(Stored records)
○ ○ ○ ○ ○
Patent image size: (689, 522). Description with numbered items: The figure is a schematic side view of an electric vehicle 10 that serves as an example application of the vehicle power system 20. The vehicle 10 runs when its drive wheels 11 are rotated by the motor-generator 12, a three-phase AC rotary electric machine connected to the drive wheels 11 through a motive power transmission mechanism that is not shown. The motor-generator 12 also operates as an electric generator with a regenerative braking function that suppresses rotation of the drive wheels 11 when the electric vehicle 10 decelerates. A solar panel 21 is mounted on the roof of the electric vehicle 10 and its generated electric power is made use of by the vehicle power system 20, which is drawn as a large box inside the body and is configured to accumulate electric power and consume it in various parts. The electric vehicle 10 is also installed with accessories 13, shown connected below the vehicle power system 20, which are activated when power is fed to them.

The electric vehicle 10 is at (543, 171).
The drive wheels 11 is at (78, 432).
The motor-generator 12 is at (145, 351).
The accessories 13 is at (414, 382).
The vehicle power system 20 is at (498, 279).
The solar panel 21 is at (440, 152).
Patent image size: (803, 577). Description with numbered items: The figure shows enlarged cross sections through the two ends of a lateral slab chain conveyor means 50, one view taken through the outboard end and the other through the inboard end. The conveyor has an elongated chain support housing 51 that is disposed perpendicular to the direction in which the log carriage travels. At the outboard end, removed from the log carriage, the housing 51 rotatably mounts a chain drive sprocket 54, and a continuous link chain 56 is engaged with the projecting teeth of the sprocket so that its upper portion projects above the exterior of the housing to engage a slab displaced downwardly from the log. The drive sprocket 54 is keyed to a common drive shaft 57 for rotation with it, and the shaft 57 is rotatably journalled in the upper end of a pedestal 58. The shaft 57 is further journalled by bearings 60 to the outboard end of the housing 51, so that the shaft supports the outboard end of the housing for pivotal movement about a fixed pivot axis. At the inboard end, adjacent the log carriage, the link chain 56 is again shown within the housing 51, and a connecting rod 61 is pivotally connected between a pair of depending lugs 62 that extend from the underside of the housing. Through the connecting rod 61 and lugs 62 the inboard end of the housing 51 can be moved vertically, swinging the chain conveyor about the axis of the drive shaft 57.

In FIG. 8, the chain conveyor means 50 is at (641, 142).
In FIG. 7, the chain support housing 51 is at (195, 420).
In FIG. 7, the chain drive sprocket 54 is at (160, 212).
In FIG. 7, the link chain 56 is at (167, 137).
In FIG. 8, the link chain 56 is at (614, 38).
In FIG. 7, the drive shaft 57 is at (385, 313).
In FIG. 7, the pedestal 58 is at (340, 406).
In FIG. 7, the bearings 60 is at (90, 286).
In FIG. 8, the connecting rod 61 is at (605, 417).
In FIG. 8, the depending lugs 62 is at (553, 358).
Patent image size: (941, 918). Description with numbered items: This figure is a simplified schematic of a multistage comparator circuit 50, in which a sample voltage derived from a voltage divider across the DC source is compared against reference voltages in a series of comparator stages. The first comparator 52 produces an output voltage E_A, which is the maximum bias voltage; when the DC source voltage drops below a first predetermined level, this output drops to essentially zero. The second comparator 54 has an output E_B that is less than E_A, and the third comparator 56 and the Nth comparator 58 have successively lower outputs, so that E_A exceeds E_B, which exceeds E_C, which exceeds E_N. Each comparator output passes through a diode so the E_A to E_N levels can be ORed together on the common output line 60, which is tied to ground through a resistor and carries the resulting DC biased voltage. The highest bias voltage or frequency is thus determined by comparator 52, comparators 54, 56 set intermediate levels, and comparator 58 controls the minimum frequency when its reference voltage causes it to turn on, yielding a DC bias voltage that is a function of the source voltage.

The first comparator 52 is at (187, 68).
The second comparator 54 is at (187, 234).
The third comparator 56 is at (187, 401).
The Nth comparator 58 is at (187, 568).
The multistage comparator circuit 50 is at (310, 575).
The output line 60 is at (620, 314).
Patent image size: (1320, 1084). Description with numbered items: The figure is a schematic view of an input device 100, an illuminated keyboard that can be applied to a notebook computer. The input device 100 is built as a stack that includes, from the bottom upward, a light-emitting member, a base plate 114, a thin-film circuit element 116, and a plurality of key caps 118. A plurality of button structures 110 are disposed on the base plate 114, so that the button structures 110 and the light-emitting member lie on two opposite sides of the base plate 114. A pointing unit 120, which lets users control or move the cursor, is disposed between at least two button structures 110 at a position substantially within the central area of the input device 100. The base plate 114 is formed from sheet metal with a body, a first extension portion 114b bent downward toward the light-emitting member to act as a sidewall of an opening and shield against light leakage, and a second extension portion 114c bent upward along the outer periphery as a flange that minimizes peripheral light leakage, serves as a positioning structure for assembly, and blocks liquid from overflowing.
○ ○ ○ ○ ○
▸ EXERCISE:
Duplicate every line of the items above word for word, from the first item through the last.

▸ COMPLETE RESPONSE:
Patent image size: (689, 522). Description with numbered items: The figure is a schematic side view of an electric vehicle 10 that serves as an example application of the vehicle power system 20. The vehicle 10 runs when its drive wheels 11 are rotated by the motor-generator 12, a three-phase AC rotary electric machine connected to the drive wheels 11 through a motive power transmission mechanism that is not shown. The motor-generator 12 also operates as an electric generator with a regenerative braking function that suppresses rotation of the drive wheels 11 when the electric vehicle 10 decelerates. A solar panel 21 is mounted on the roof of the electric vehicle 10 and its generated electric power is made use of by the vehicle power system 20, which is drawn as a large box inside the body and is configured to accumulate electric power and consume it in various parts. The electric vehicle 10 is also installed with accessories 13, shown connected below the vehicle power system 20, which are activated when power is fed to them.

The electric vehicle 10 is at (543, 171).
The drive wheels 11 is at (78, 432).
The motor-generator 12 is at (145, 351).
The accessories 13 is at (414, 382).
The vehicle power system 20 is at (498, 279).
The solar panel 21 is at (440, 152).
Patent image size: (803, 577). Description with numbered items: The figure shows enlarged cross sections through the two ends of a lateral slab chain conveyor means 50, one view taken through the outboard end and the other through the inboard end. The conveyor has an elongated chain support housing 51 that is disposed perpendicular to the direction in which the log carriage travels. At the outboard end, removed from the log carriage, the housing 51 rotatably mounts a chain drive sprocket 54, and a continuous link chain 56 is engaged with the projecting teeth of the sprocket so that its upper portion projects above the exterior of the housing to engage a slab displaced downwardly from the log. The drive sprocket 54 is keyed to a common drive shaft 57 for rotation with it, and the shaft 57 is rotatably journalled in the upper end of a pedestal 58. The shaft 57 is further journalled by bearings 60 to the outboard end of the housing 51, so that the shaft supports the outboard end of the housing for pivotal movement about a fixed pivot axis. At the inboard end, adjacent the log carriage, the link chain 56 is again shown within the housing 51, and a connecting rod 61 is pivotally connected between a pair of depending lugs 62 that extend from the underside of the housing. Through the connecting rod 61 and lugs 62 the inboard end of the housing 51 can be moved vertically, swinging the chain conveyor about the axis of the drive shaft 57.

In FIG. 8, the chain conveyor means 50 is at (641, 142).
In FIG. 7, the chain support housing 51 is at (195, 420).
In FIG. 7, the chain drive sprocket 54 is at (160, 212).
In FIG. 7, the link chain 56 is at (167, 137).
In FIG. 8, the link chain 56 is at (614, 38).
In FIG. 7, the drive shaft 57 is at (385, 313).
In FIG. 7, the pedestal 58 is at (340, 406).
In FIG. 7, the bearings 60 is at (90, 286).
In FIG. 8, the connecting rod 61 is at (605, 417).
In FIG. 8, the depending lugs 62 is at (553, 358).
Patent image size: (941, 918). Description with numbered items: This figure is a simplified schematic of a multistage comparator circuit 50, in which a sample voltage derived from a voltage divider across the DC source is compared against reference voltages in a series of comparator stages. The first comparator 52 produces an output voltage E_A, which is the maximum bias voltage; when the DC source voltage drops below a first predetermined level, this output drops to essentially zero. The second comparator 54 has an output E_B that is less than E_A, and the third comparator 56 and the Nth comparator 58 have successively lower outputs, so that E_A exceeds E_B, which exceeds E_C, which exceeds E_N. Each comparator output passes through a diode so the E_A to E_N levels can be ORed together on the common output line 60, which is tied to ground through a resistor and carries the resulting DC biased voltage. The highest bias voltage or frequency is thus determined by comparator 52, comparators 54, 56 set intermediate levels, and comparator 58 controls the minimum frequency when its reference voltage causes it to turn on, yielding a DC bias voltage that is a function of the source voltage.

The first comparator 52 is at (187, 68).
The second comparator 54 is at (187, 234).
The third comparator 56 is at (187, 401).
The Nth comparator 58 is at (187, 568).
The multistage comparator circuit 50 is at (310, 575).
The output line 60 is at (620, 314).
Patent image size: (1320, 1084). Description with numbered items: The figure is a schematic view of an input device 100, an illuminated keyboard that can be applied to a notebook computer. The input device 100 is built as a stack that includes, from the bottom upward, a light-emitting member, a base plate 114, a thin-film circuit element 116, and a plurality of key caps 118. A plurality of button structures 110 are disposed on the base plate 114, so that the button structures 110 and the light-emitting member lie on two opposite sides of the base plate 114. A pointing unit 120, which lets users control or move the cursor, is disposed between at least two button structures 110 at a position substantially within the central area of the input device 100. The base plate 114 is formed from sheet metal with a body, a first extension portion 114b bent downward toward the light-emitting member to act as a sidewall of an opening and shield against light leakage, and a second extension portion 114c bent upward along the outer periphery as a flange that minimizes peripheral light leakage, serves as a positioning structure for assembly, and blocks liquid from overflowing.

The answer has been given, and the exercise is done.